## Given exercise
Show every line of the records below that contains the word "screenshot".

[Dataset excerpts]
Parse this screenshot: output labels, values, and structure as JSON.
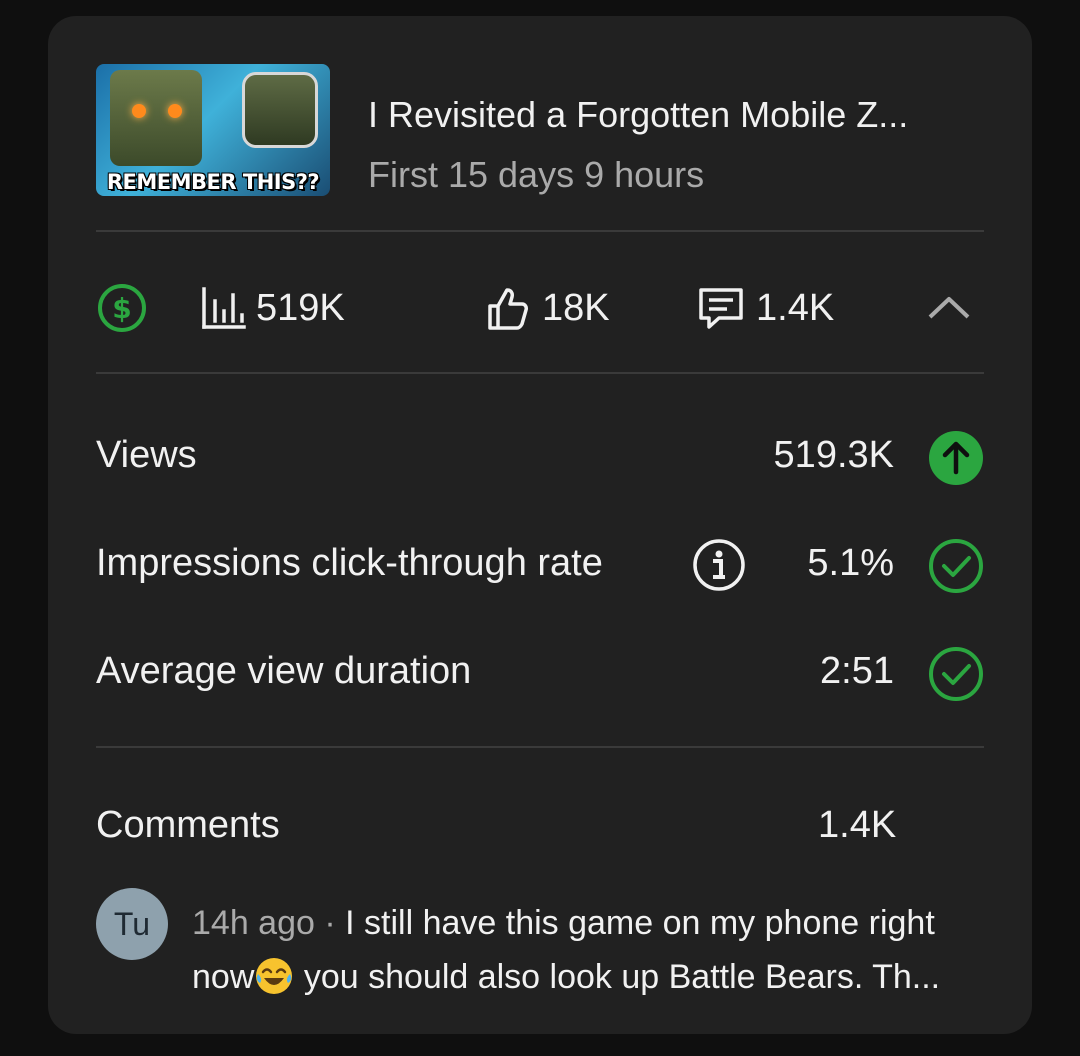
{
  "video": {
    "thumbnail_caption": "REMEMBER THIS??",
    "title": "I Revisited a Forgotten Mobile Z...",
    "subtitle": "First 15 days 9 hours"
  },
  "stats_bar": {
    "monetization_icon": "dollar-icon",
    "views": "519K",
    "likes": "18K",
    "comments": "1.4K",
    "collapse_icon": "chevron-up-icon"
  },
  "metrics": [
    {
      "label": "Views",
      "value": "519.3K",
      "status_icon": "arrow-up-circle-icon"
    },
    {
      "label": "Impressions click-through rate",
      "value": "5.1%",
      "status_icon": "check-circle-icon"
    },
    {
      "label": "Average view duration",
      "value": "2:51",
      "status_icon": "check-circle-icon"
    }
  ],
  "comments_section": {
    "label": "Comments",
    "count": "1.4K",
    "latest": {
      "avatar_initials": "Tu",
      "time": "14h ago",
      "separator": " · ",
      "text_part1": "I still have this game on my phone right now",
      "emoji": "😂",
      "text_part2": " you should also look up Battle Bears. Th..."
    }
  },
  "colors": {
    "card_bg": "#212121",
    "page_bg": "#0f0f0f",
    "accent_green": "#2ba640",
    "text_primary": "#f1f1f1",
    "text_secondary": "#aaaaaa"
  }
}
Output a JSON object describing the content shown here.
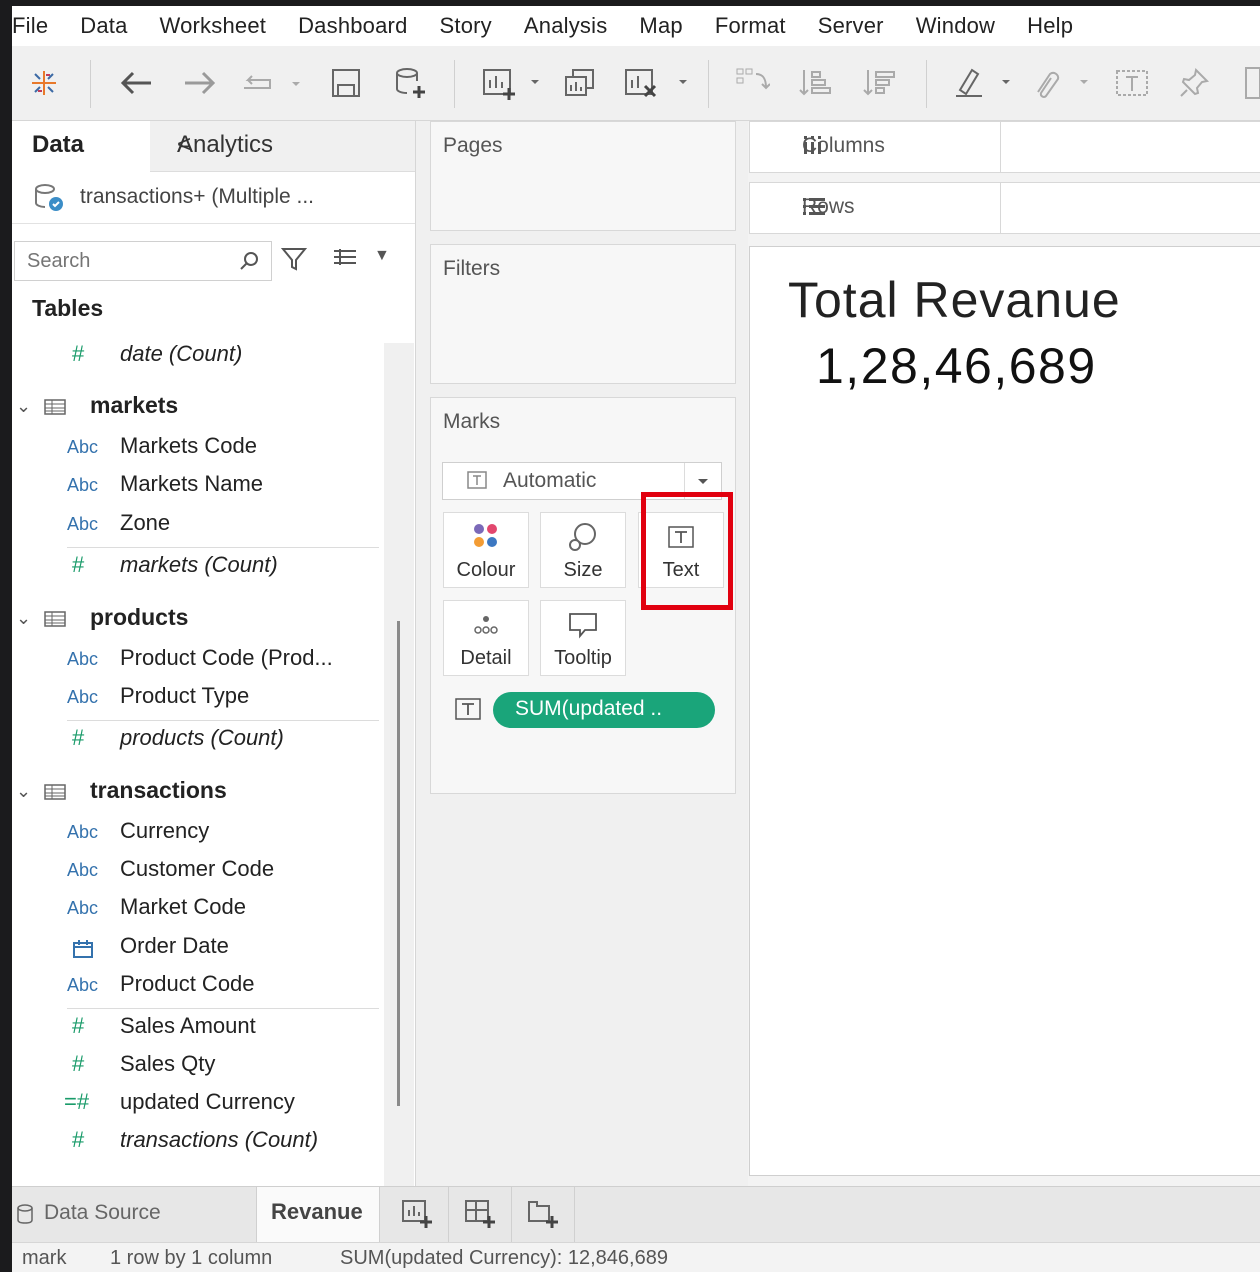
{
  "menu": [
    "File",
    "Data",
    "Worksheet",
    "Dashboard",
    "Story",
    "Analysis",
    "Map",
    "Format",
    "Server",
    "Window",
    "Help"
  ],
  "datapane": {
    "tab_data": "Data",
    "tab_analytics": "Analytics",
    "collapse_symbol": "<",
    "datasource_name": "transactions+ (Multiple ...",
    "search_placeholder": "Search",
    "tables_label": "Tables",
    "fields": {
      "date_count": "date (Count)",
      "markets": "markets",
      "markets_code": "Markets Code",
      "markets_name": "Markets Name",
      "zone": "Zone",
      "markets_count": "markets (Count)",
      "products": "products",
      "product_code_prod": "Product Code (Prod...",
      "product_type": "Product Type",
      "products_count": "products (Count)",
      "transactions": "transactions",
      "currency": "Currency",
      "customer_code": "Customer Code",
      "market_code": "Market Code",
      "order_date": "Order Date",
      "product_code": "Product Code",
      "sales_amount": "Sales Amount",
      "sales_qty": "Sales Qty",
      "updated_currency": "updated Currency",
      "transactions_count": "transactions (Count)"
    },
    "type_abc": "Abc",
    "type_measure": "#"
  },
  "shelves": {
    "pages": "Pages",
    "filters": "Filters",
    "marks": "Marks",
    "columns": "Columns",
    "rows": "Rows"
  },
  "marks_card": {
    "mark_type": "Automatic",
    "colour": "Colour",
    "size": "Size",
    "text": "Text",
    "detail": "Detail",
    "tooltip": "Tooltip",
    "pill": "SUM(updated .."
  },
  "view": {
    "title": "Total Revanue",
    "value": "1,28,46,689"
  },
  "bottom": {
    "data_source": "Data Source",
    "sheet": "Revanue"
  },
  "status": {
    "marks": "mark",
    "dims": "1 row  by  1 column",
    "sum": "SUM(updated Currency): 12,846,689"
  },
  "colors": {
    "highlight": "#e1000f",
    "pill": "#1aa57a",
    "dimension_type": "#3472ad",
    "measure_type": "#1a9b6a"
  }
}
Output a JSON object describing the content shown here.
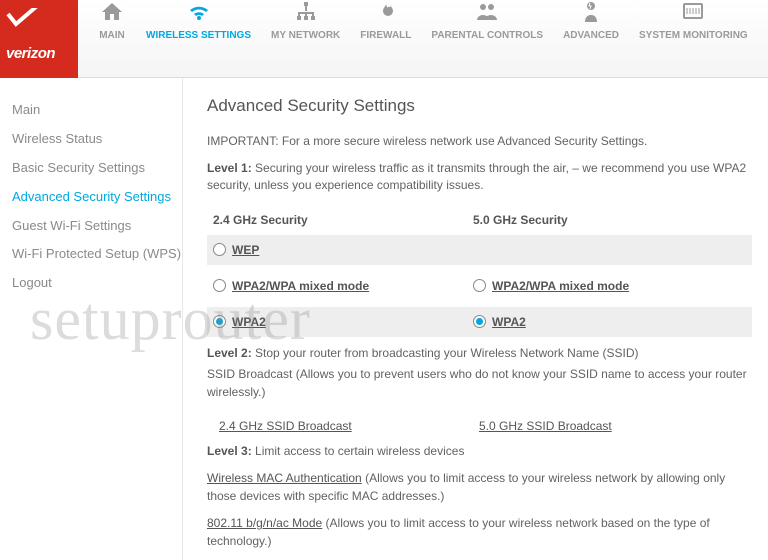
{
  "logo_text": "verizon",
  "nav": [
    {
      "label": "MAIN"
    },
    {
      "label": "WIRELESS SETTINGS"
    },
    {
      "label": "MY NETWORK"
    },
    {
      "label": "FIREWALL"
    },
    {
      "label": "PARENTAL CONTROLS"
    },
    {
      "label": "ADVANCED"
    },
    {
      "label": "SYSTEM MONITORING"
    }
  ],
  "sidebar": [
    "Main",
    "Wireless Status",
    "Basic Security Settings",
    "Advanced Security Settings",
    "Guest Wi-Fi Settings",
    "Wi-Fi Protected Setup (WPS)",
    "Logout"
  ],
  "page_title": "Advanced Security Settings",
  "important": "IMPORTANT: For a more secure wireless network use Advanced Security Settings.",
  "level1_bold": "Level 1:",
  "level1_text": " Securing your wireless traffic as it transmits through the air, – we recommend you use WPA2 security, unless you experience compatibility issues.",
  "col24": "2.4 GHz Security",
  "col50": "5.0 GHz Security",
  "wep": "WEP",
  "wpa_mixed": "WPA2/WPA mixed mode",
  "wpa2": "WPA2",
  "level2_bold": "Level 2:",
  "level2_text": " Stop your router from broadcasting your Wireless Network Name (SSID)",
  "level2_sub": "SSID Broadcast (Allows you to prevent users who do not know your SSID name to access your router wirelessly.)",
  "ssid24": "2.4 GHz SSID Broadcast",
  "ssid50": "5.0 GHz SSID Broadcast",
  "level3_bold": "Level 3:",
  "level3_text": " Limit access to certain wireless devices",
  "mac_link": "Wireless MAC Authentication",
  "mac_text": " (Allows you to limit access to your wireless network by allowing only those devices with specific MAC addresses.)",
  "mode_link": "802.11 b/g/n/ac Mode",
  "mode_text": " (Allows you to limit access to your wireless network based on the type of technology.)",
  "watermark": "setuprouter"
}
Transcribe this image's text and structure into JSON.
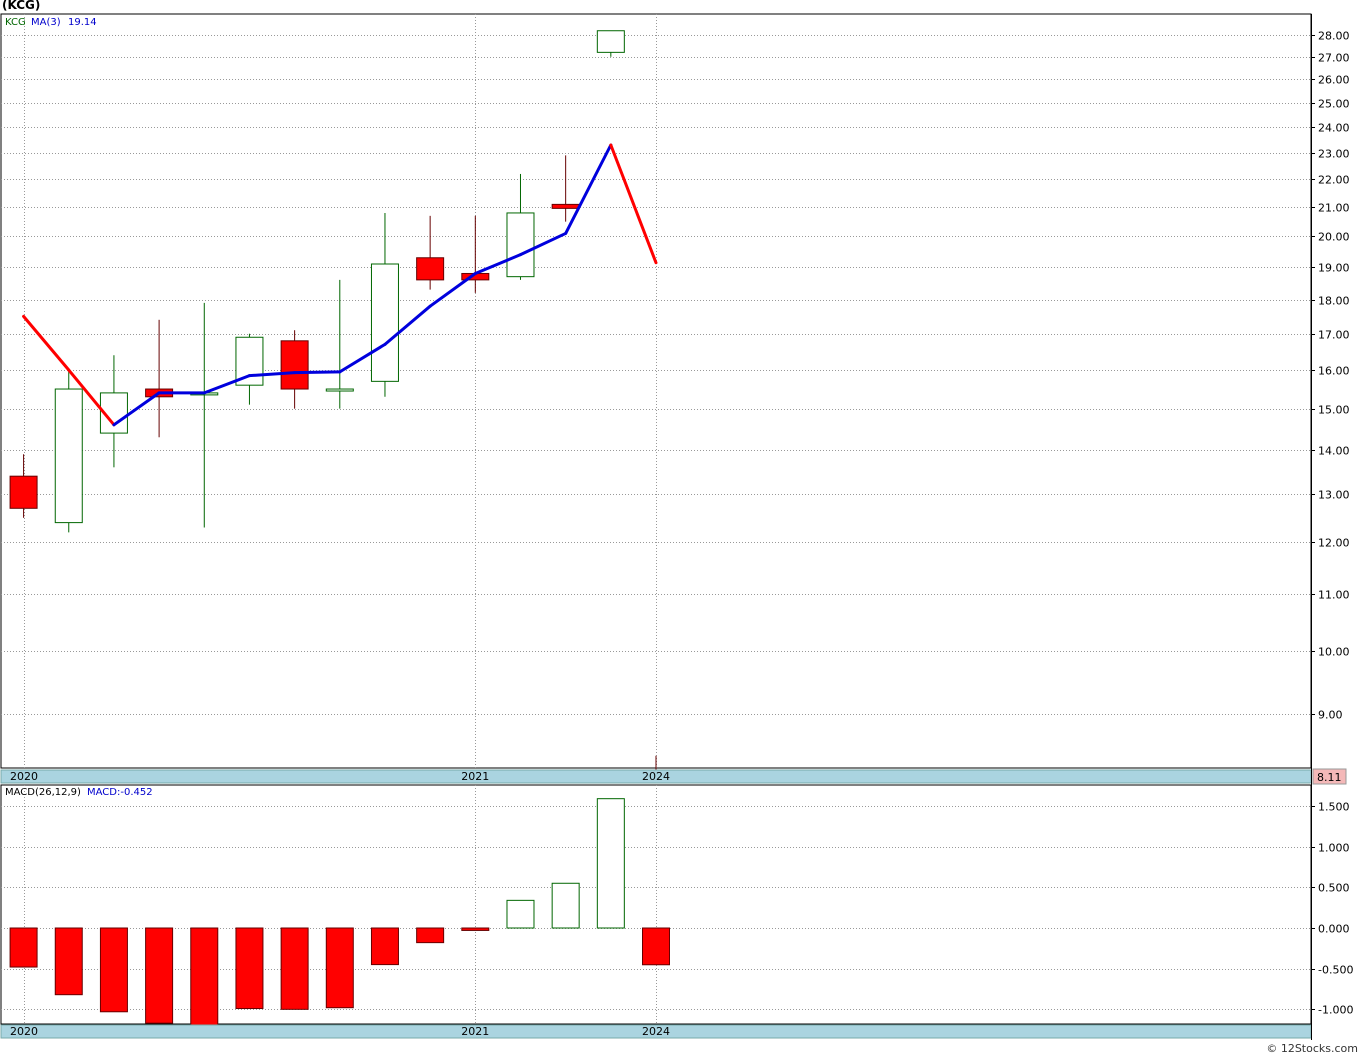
{
  "header": {
    "title": "(KCG)"
  },
  "price_panel": {
    "legend_symbol": "KCG",
    "ma_label": "MA(3)",
    "ma_value": "19.14",
    "last_price": "8.11",
    "y_ticks": [
      "28.00",
      "27.00",
      "26.00",
      "25.00",
      "24.00",
      "23.00",
      "22.00",
      "21.00",
      "20.00",
      "19.00",
      "18.00",
      "17.00",
      "16.00",
      "15.00",
      "14.00",
      "13.00",
      "12.00",
      "11.00",
      "10.00",
      "9.00"
    ],
    "x_labels": [
      "2020",
      "2021",
      "2024"
    ]
  },
  "macd_panel": {
    "label": "MACD(26,12,9)",
    "value_label": "MACD:-0.452",
    "y_ticks": [
      "1.500",
      "1.000",
      "0.500",
      "0.000",
      "-0.500",
      "-1.000"
    ],
    "x_labels": [
      "2020",
      "2021",
      "2024"
    ]
  },
  "footer": {
    "copyright": "© 12Stocks.com"
  },
  "colors": {
    "up": "#006600",
    "down": "#ff0000",
    "ma_line": "#0000dd",
    "ma_line_down": "#ff0000",
    "axis_band": "#aad4e0",
    "last_price_badge": "#f4b8b8"
  },
  "chart_data": [
    {
      "type": "candlestick",
      "title": "(KCG)",
      "y_scale": "log",
      "ylim": [
        8.0,
        28.6
      ],
      "series": [
        {
          "name": "KCG",
          "candles": [
            {
              "open": 13.4,
              "high": 13.9,
              "low": 12.5,
              "close": 12.7
            },
            {
              "open": 12.4,
              "high": 16.0,
              "low": 12.2,
              "close": 15.5
            },
            {
              "open": 14.4,
              "high": 16.4,
              "low": 13.6,
              "close": 15.4
            },
            {
              "open": 15.5,
              "high": 17.4,
              "low": 14.3,
              "close": 15.3
            },
            {
              "open": 15.4,
              "high": 17.9,
              "low": 12.3,
              "close": 15.4
            },
            {
              "open": 15.6,
              "high": 17.0,
              "low": 15.1,
              "close": 16.9
            },
            {
              "open": 16.8,
              "high": 17.1,
              "low": 15.0,
              "close": 15.5
            },
            {
              "open": 15.5,
              "high": 18.6,
              "low": 15.0,
              "close": 15.5
            },
            {
              "open": 15.7,
              "high": 20.8,
              "low": 15.3,
              "close": 19.1
            },
            {
              "open": 19.3,
              "high": 20.7,
              "low": 18.3,
              "close": 18.6
            },
            {
              "open": 18.8,
              "high": 20.7,
              "low": 18.2,
              "close": 18.6
            },
            {
              "open": 18.7,
              "high": 22.2,
              "low": 18.6,
              "close": 20.8
            },
            {
              "open": 21.1,
              "high": 22.9,
              "low": 20.5,
              "close": 21.0
            },
            {
              "open": 27.2,
              "high": 28.2,
              "low": 27.0,
              "close": 28.2
            },
            {
              "open": 8.2,
              "high": 8.4,
              "low": 8.1,
              "close": 8.11
            }
          ]
        },
        {
          "name": "MA(3)",
          "values": [
            17.5,
            16.0,
            14.6,
            15.4,
            15.4,
            15.85,
            15.93,
            15.95,
            16.7,
            17.8,
            18.8,
            19.4,
            20.1,
            23.3,
            19.14
          ]
        }
      ],
      "x_labels": [
        {
          "index": 0,
          "label": "2020"
        },
        {
          "index": 10,
          "label": "2021"
        },
        {
          "index": 14,
          "label": "2024"
        }
      ]
    },
    {
      "type": "bar",
      "title": "MACD(26,12,9)",
      "ylim": [
        -1.2,
        1.7
      ],
      "values": [
        -0.48,
        -0.82,
        -1.03,
        -1.17,
        -1.2,
        -0.99,
        -1.0,
        -0.98,
        -0.45,
        -0.18,
        -0.03,
        0.34,
        0.55,
        1.59,
        -0.452
      ],
      "x_labels": [
        {
          "index": 0,
          "label": "2020"
        },
        {
          "index": 10,
          "label": "2021"
        },
        {
          "index": 14,
          "label": "2024"
        }
      ]
    }
  ]
}
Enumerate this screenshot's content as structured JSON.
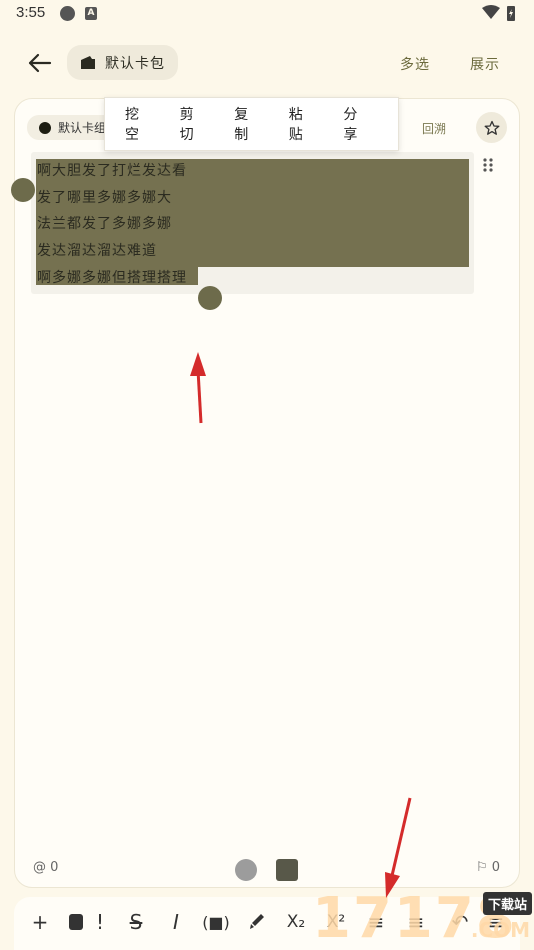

## Response
Parse this screenshot: output labels, values, and structure as JSON.
Enumerate this screenshot's content as structured JSON.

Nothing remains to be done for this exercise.